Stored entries
— BEGIN —

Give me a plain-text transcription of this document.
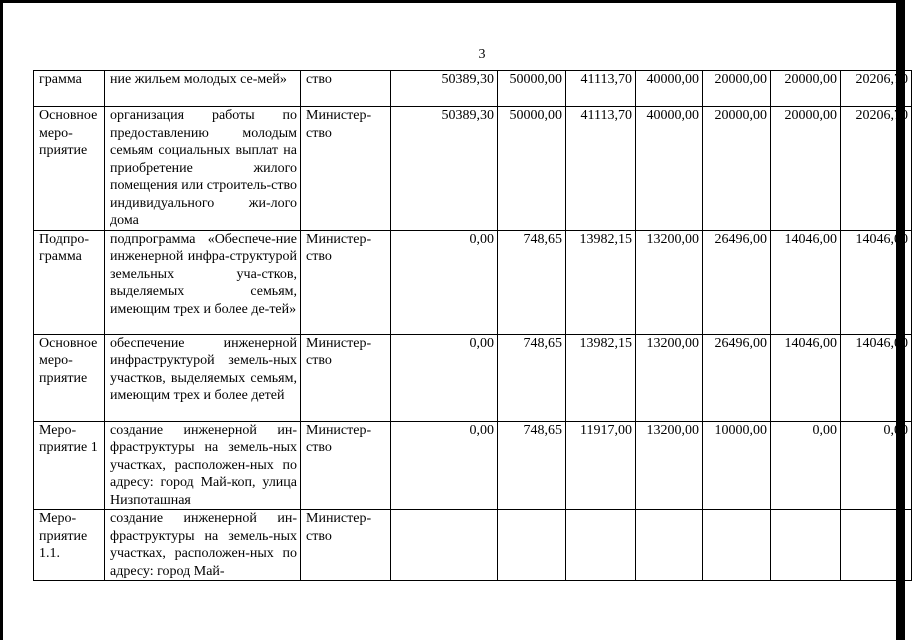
3
грамма	ние жильем молодых се-мей»	ство	50389,30	50000,00	41113,70	40000,00	20000,00	20000,00	20206,70
Основное меро-приятие	организация работы по предоставлению молодым семьям социальных выплат на приобретение жилого помещения или строитель-ство индивидуального жи-лого дома	Министер-ство	50389,30	50000,00	41113,70	40000,00	20000,00	20000,00	20206,70
Подпро-грамма	подпрограмма «Обеспече-ние инженерной инфра-структурой земельных уча-стков, выделяемых семьям, имеющим трех и более де-тей»	Министер-ство	0,00	748,65	13982,15	13200,00	26496,00	14046,00	14046,00
Основное меро-приятие	обеспечение инженерной инфраструктурой земель-ных участков, выделяемых семьям, имеющим трех и более детей	Министер-ство	0,00	748,65	13982,15	13200,00	26496,00	14046,00	14046,00
Меро-приятие 1	создание инженерной ин-фраструктуры на земель-ных участках, расположен-ных по адресу: город Май-коп, улица Низпоташная	Министер-ство	0,00	748,65	11917,00	13200,00	10000,00	0,00	0,00
Меро-приятие 1.1.	создание инженерной ин-фраструктуры на земель-ных участках, расположен-ных по адресу: город Май-	Министер-ство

— END —

[What you need to do] Without the pictures, write out the whole listing above exactly as it appears.

[In response]
Give me a plain-text transcription of this document.
3
грамма	ние жильем молодых се-мей»	ство	50389,30	50000,00	41113,70	40000,00	20000,00	20000,00	20206,70
Основное меро-приятие	организация работы по предоставлению молодым семьям социальных выплат на приобретение жилого помещения или строитель-ство индивидуального жи-лого дома	Министер-ство	50389,30	50000,00	41113,70	40000,00	20000,00	20000,00	20206,70
Подпро-грамма	подпрограмма «Обеспече-ние инженерной инфра-структурой земельных уча-стков, выделяемых семьям, имеющим трех и более де-тей»	Министер-ство	0,00	748,65	13982,15	13200,00	26496,00	14046,00	14046,00
Основное меро-приятие	обеспечение инженерной инфраструктурой земель-ных участков, выделяемых семьям, имеющим трех и более детей	Министер-ство	0,00	748,65	13982,15	13200,00	26496,00	14046,00	14046,00
Меро-приятие 1	создание инженерной ин-фраструктуры на земель-ных участках, расположен-ных по адресу: город Май-коп, улица Низпоташная	Министер-ство	0,00	748,65	11917,00	13200,00	10000,00	0,00	0,00
Меро-приятие 1.1.	создание инженерной ин-фраструктуры на земель-ных участках, расположен-ных по адресу: город Май-	Министер-ство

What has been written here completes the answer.